| Quelle |
Der Beschwerdeführer hat dem Bund Aufwendungen in der Höhe von S 4.565,-- binnen zwei Wochen bei sonstiger Exekution zu ersetzen.
Begründung
I.
1. Mit Bescheid vom 30. März 1994 gab der Unabhängige Verwaltungssenat des Landes Vorarlberg (die belangte Behörde) der Berufung des Beschwerdeführers gegen das Straferkenntnis der Bezirkshauptmannschaft Bregenz vom 27. Oktober 1993 gemäß § 66 Abs. 4 AVG iVm § 24 VStG insoweit Folge, als der Spruch dieses Straferkenntnisses wie folgt zu lauten habe:
"M, ein türkischer Staatsangehöriger, ist nach Erlassung eines Aufenthaltsverbotes (Bescheid der Sicherheitsdirektion für das Bundesland Vorarlberg vom 25.2.1992, zugestellt am 5.3.1992) nicht spätestens nach Ablauf des 12.3.1992 ausgereist und hat sich bis zum 6.7.1993 weiterhin im Bundesgebiet aufgehalten.

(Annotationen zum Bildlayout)
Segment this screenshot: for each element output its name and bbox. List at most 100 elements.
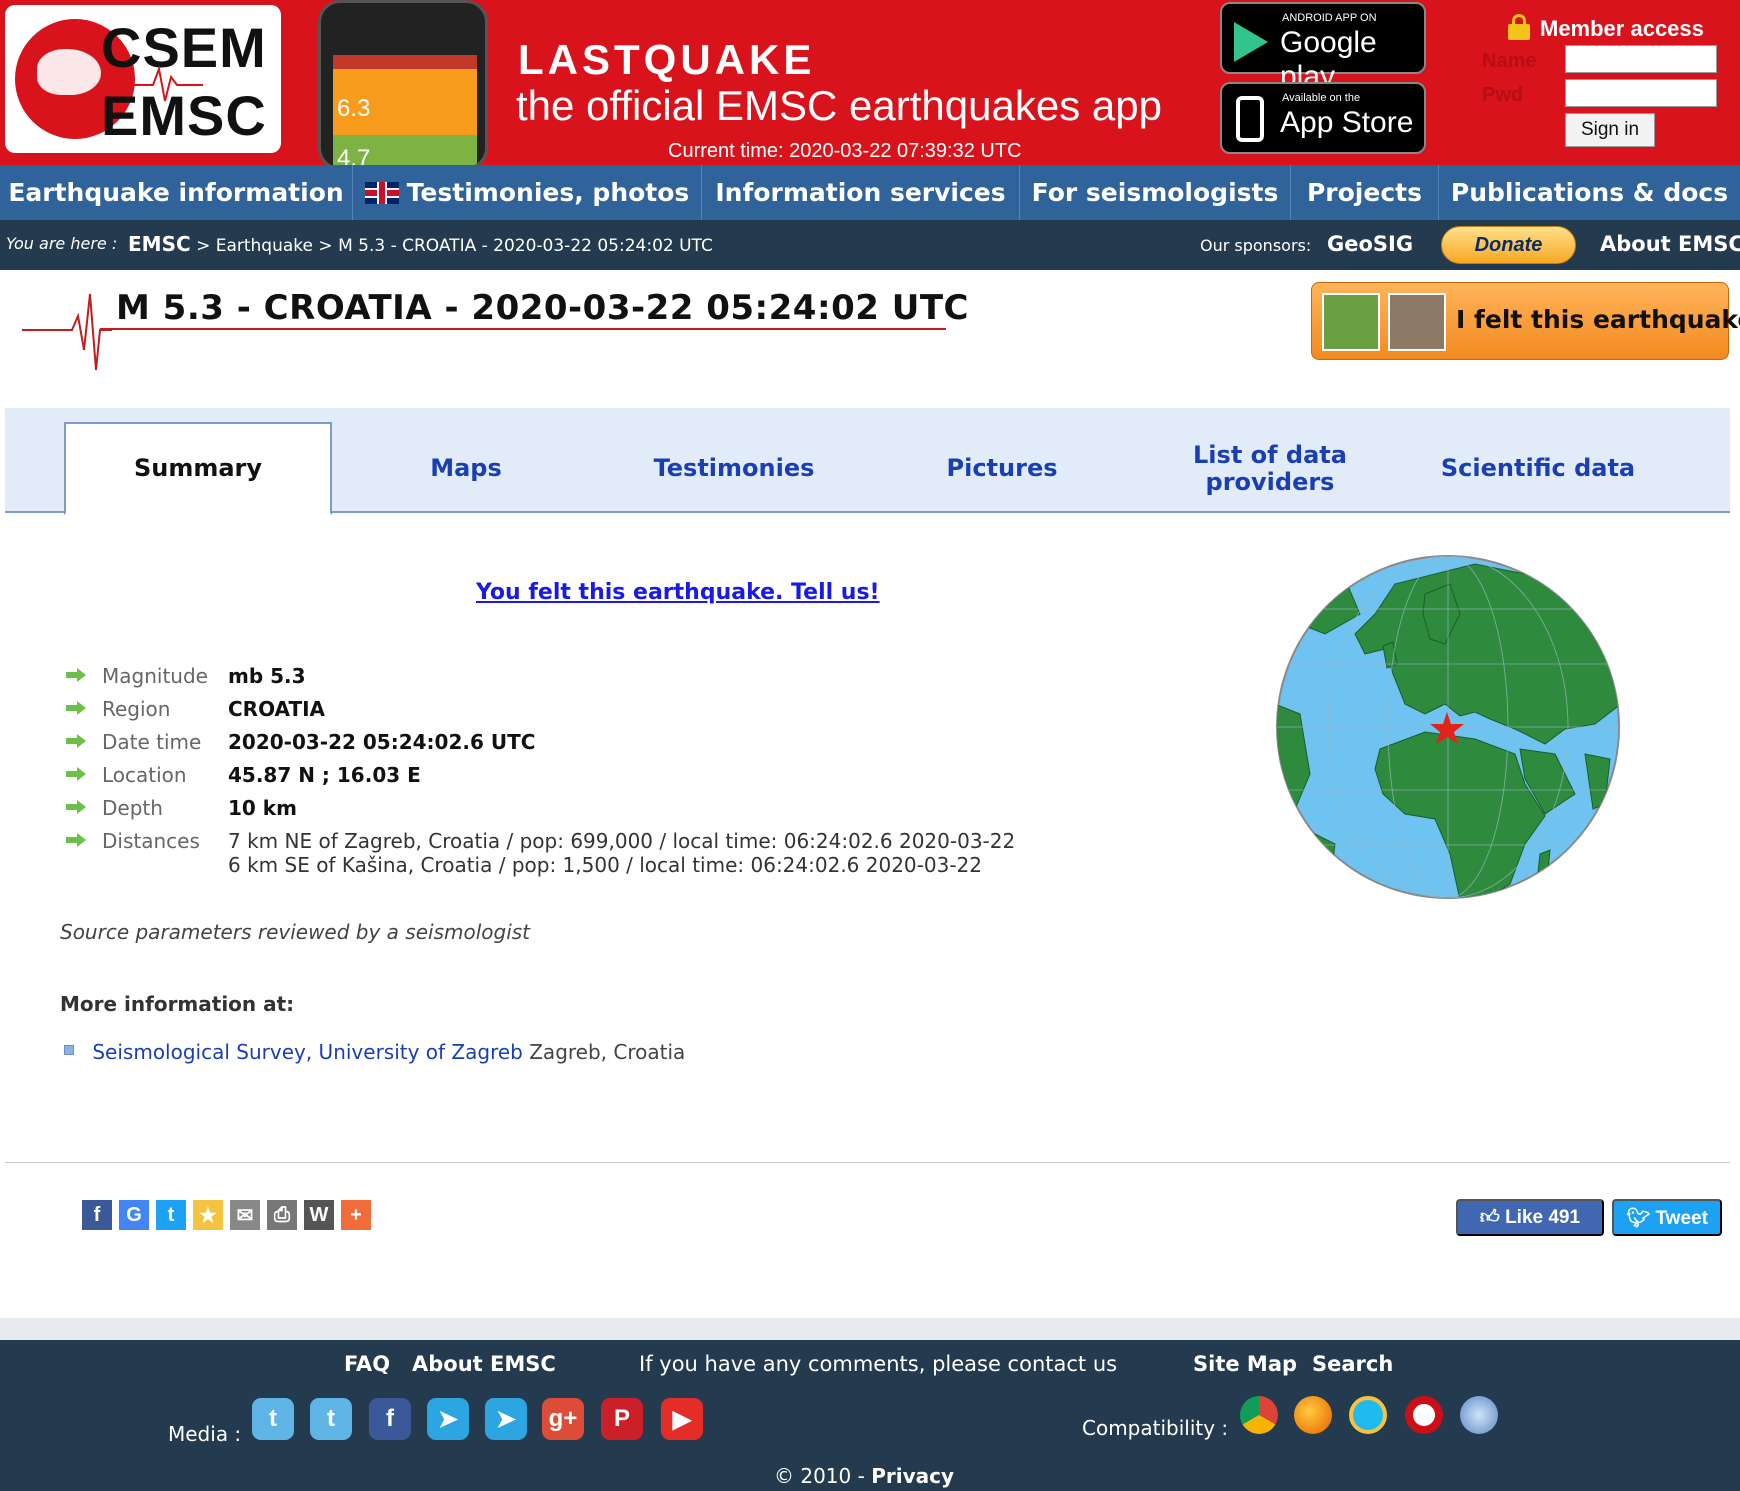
more-info-item: Seismological Survey, University of Zagr…: [64, 1040, 685, 1064]
app-title: LASTQUAKE: [518, 36, 816, 83]
footer-sitemap-link[interactable]: Site Map: [1193, 1352, 1297, 1376]
felt-earthquake-link[interactable]: You felt this earthquake. Tell us!: [476, 580, 880, 605]
page-title: M 5.3 - CROATIA - 2020-03-22 05:24:02 UT…: [116, 288, 969, 328]
sign-in-button[interactable]: Sign in: [1565, 113, 1655, 147]
magnitude-label: Magnitude: [102, 664, 208, 688]
datetime-value: 2020-03-22 05:24:02.6 UTC: [228, 730, 536, 754]
nav-testimonies-label: Testimonies, photos: [406, 178, 690, 207]
divider: [5, 1162, 1730, 1163]
footer-contact-link[interactable]: If you have any comments, please contact…: [639, 1352, 1117, 1376]
tab-summary[interactable]: Summary: [64, 422, 332, 515]
firefox-icon: [1294, 1396, 1332, 1434]
wordpress-icon[interactable]: W: [304, 1200, 334, 1230]
emsc-logo[interactable]: CSEM EMSC: [5, 5, 281, 153]
pinterest-icon[interactable]: P: [601, 1398, 643, 1440]
footer-faq-link[interactable]: FAQ: [344, 1352, 390, 1376]
breadcrumb-earthquake[interactable]: Earthquake: [216, 236, 313, 256]
source-note: Source parameters reviewed by a seismolo…: [60, 920, 531, 944]
member-access-panel: Member access Name Pwd Sign in: [1480, 10, 1740, 160]
app-store-label: App Store: [1280, 106, 1414, 139]
safari-icon: [1460, 1396, 1498, 1434]
seismogram-icon: [22, 293, 112, 371]
region-label: Region: [102, 697, 171, 721]
breadcrumb-sep: >: [196, 236, 211, 256]
tab-providers-line1: List of data: [1193, 441, 1347, 470]
email-icon[interactable]: ✉: [230, 1200, 260, 1230]
nav-publications-docs[interactable]: Publications & docs: [1439, 165, 1740, 220]
like-label: Like 491: [1505, 1207, 1581, 1228]
telegram-icon[interactable]: ➤: [485, 1398, 527, 1440]
youtube-icon[interactable]: ▶: [661, 1398, 703, 1440]
opera-icon: [1405, 1396, 1443, 1434]
google-icon[interactable]: G: [119, 1200, 149, 1230]
twitter-icon[interactable]: t: [252, 1398, 294, 1440]
depth-label: Depth: [102, 796, 163, 820]
nav-testimonies-photos[interactable]: Testimonies, photos: [353, 165, 702, 220]
chrome-icon: [1240, 1396, 1278, 1434]
privacy-link[interactable]: Privacy: [871, 1464, 954, 1488]
nav-for-seismologists[interactable]: For seismologists: [1020, 165, 1291, 220]
location-value: 45.87 N ; 16.03 E: [228, 763, 421, 787]
i-felt-earthquake-button[interactable]: I felt this earthquake: [1311, 282, 1740, 360]
more-icon[interactable]: +: [341, 1200, 371, 1230]
favorite-icon[interactable]: ★: [193, 1200, 223, 1230]
tab-providers-line2: providers: [1205, 467, 1335, 496]
thumbs-up-icon: 👍︎: [1479, 1207, 1506, 1228]
seismological-survey-link[interactable]: Seismological Survey, University of Zagr…: [92, 1040, 523, 1064]
epicenter-globe-map[interactable]: [1275, 554, 1621, 900]
title-underline: [100, 328, 946, 330]
phone-icon: [1236, 96, 1264, 142]
breadcrumb: EMSC > Earthquake > M 5.3 - CROATIA - 20…: [128, 232, 713, 256]
facebook-like-button[interactable]: 👍︎ Like 491: [1456, 1199, 1604, 1236]
damage-photo-icon: [1388, 293, 1446, 351]
lastquake-phone-image: 6.3 4.7: [318, 0, 488, 165]
arrow-icon: [66, 701, 88, 715]
tab-testimonies[interactable]: Testimonies: [600, 422, 868, 515]
password-input[interactable]: [1565, 79, 1717, 107]
nav-earthquake-information[interactable]: Earthquake information: [0, 165, 353, 220]
location-label: Location: [102, 763, 187, 787]
tab-maps[interactable]: Maps: [332, 422, 600, 515]
about-emsc-link[interactable]: About EMSC: [1600, 232, 1740, 256]
ie-icon: [1349, 1396, 1387, 1434]
tab-scientific-data[interactable]: Scientific data: [1404, 422, 1672, 515]
copyright-text: © 2010 -: [774, 1464, 865, 1488]
twitter-icon[interactable]: t: [156, 1200, 186, 1230]
datetime-label: Date time: [102, 730, 202, 754]
print-icon[interactable]: ⎙: [267, 1200, 297, 1230]
google-plus-icon[interactable]: g+: [542, 1398, 584, 1440]
app-store-small: Available on the: [1282, 92, 1361, 104]
breadcrumb-prefix: You are here :: [6, 234, 118, 253]
phone-mag-1: 6.3: [337, 95, 371, 122]
breadcrumb-emsc[interactable]: EMSC: [128, 232, 191, 256]
member-access-title: Member access: [1540, 16, 1704, 41]
copyright: © 2010 - Privacy: [774, 1464, 954, 1488]
nav-information-services[interactable]: Information services: [702, 165, 1020, 220]
tweet-button[interactable]: 🐦︎ Tweet: [1612, 1199, 1722, 1236]
distance-kasina: 6 km SE of Kašina, Croatia / pop: 1,500 …: [228, 853, 982, 877]
sponsor-geosig-link[interactable]: GeoSIG: [1327, 232, 1413, 256]
google-play-icon: [1234, 22, 1268, 62]
donate-button[interactable]: Donate: [1441, 226, 1576, 264]
facebook-icon[interactable]: f: [369, 1398, 411, 1440]
app-store-badge[interactable]: Available on the App Store: [1220, 82, 1426, 154]
telegram-icon[interactable]: ➤: [427, 1398, 469, 1440]
map-thumbnail-icon: [1322, 293, 1380, 351]
name-input[interactable]: [1565, 45, 1717, 73]
arrow-icon: [66, 833, 88, 847]
footer-search-link[interactable]: Search: [1312, 1352, 1393, 1376]
site-footer: FAQ About EMSC If you have any comments,…: [0, 1340, 1740, 1491]
facebook-icon[interactable]: f: [82, 1200, 112, 1230]
more-info-heading: More information at:: [60, 992, 295, 1016]
google-play-badge[interactable]: ANDROID APP ON Google play: [1220, 2, 1426, 93]
tab-pictures[interactable]: Pictures: [868, 422, 1136, 515]
twitter-icon[interactable]: t: [310, 1398, 352, 1440]
app-subtitle: the official EMSC earthquakes app: [516, 82, 1162, 129]
breadcrumb-current: M 5.3 - CROATIA - 2020-03-22 05:24:02 UT…: [338, 236, 713, 256]
compatibility-label: Compatibility :: [1082, 1416, 1229, 1440]
logo-seismogram: [133, 65, 203, 102]
tab-data-providers[interactable]: List of data providers: [1136, 422, 1404, 515]
google-play-small: ANDROID APP ON: [1282, 12, 1377, 24]
footer-about-link[interactable]: About EMSC: [412, 1352, 556, 1376]
nav-projects[interactable]: Projects: [1291, 165, 1439, 220]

| Aufgaben |
A - Prüfe, ob die folgenden Aussagen mit der Quelle übereinstimmen, und antworte jeweils mit Ja oder Nein samt den entscheidenden Worten der Quelle: (i) Der Beschwerdeführer muss dem Bund die Aufwendungen binnen zwei Wochen ersetzen. (ii) Das Straferkenntnis wurde von der Bezirkshauptmannschaft Feldkirch erlassen. (iii) Der Bescheid der belangten Behörde stammt vom 30. März 1994.
B - Bis zu welchem Datum hielt sich M nach der Quelle weiterhin im Bundesgebiet auf?
C - Gib einen Abschnitt der Quelle wörtlich wieder: Setze bei den Worten "1. Mit Bescheid" ein und ende nach "im Bundesgebiet aufgehalten.".

| Lösungen |
A -
(i) Ja: „binnen zwei Wochen bei sonstiger Exekution zu ersetzen“
(ii) Nein: „der Bezirkshauptmannschaft Bregenz vom 27. Oktober 1993“
(iii) Ja: „Mit Bescheid vom 30. März 1994“

B - Bis zum 6.7.1993.

C -
1. Mit Bescheid vom 30. März 1994 gab der Unabhängige Verwaltungssenat des Landes Vorarlberg (die belangte Behörde) der Berufung des Beschwerdeführers gegen das Straferkenntnis der Bezirkshauptmannschaft Bregenz vom 27. Oktober 1993 gemäß § 66 Abs. 4 AVG iVm § 24 VStG insoweit Folge, als der Spruch dieses Straferkenntnisses wie folgt zu lauten habe:
"M, ein türkischer Staatsangehöriger, ist nach Erlassung eines Aufenthaltsverbotes (Bescheid der Sicherheitsdirektion für das Bundesland Vorarlberg vom 25.2.1992, zugestellt am 5.3.1992) nicht spätestens nach Ablauf des 12.3.1992 ausgereist und hat sich bis zum 6.7.1993 weiterhin im Bundesgebiet aufgehalten.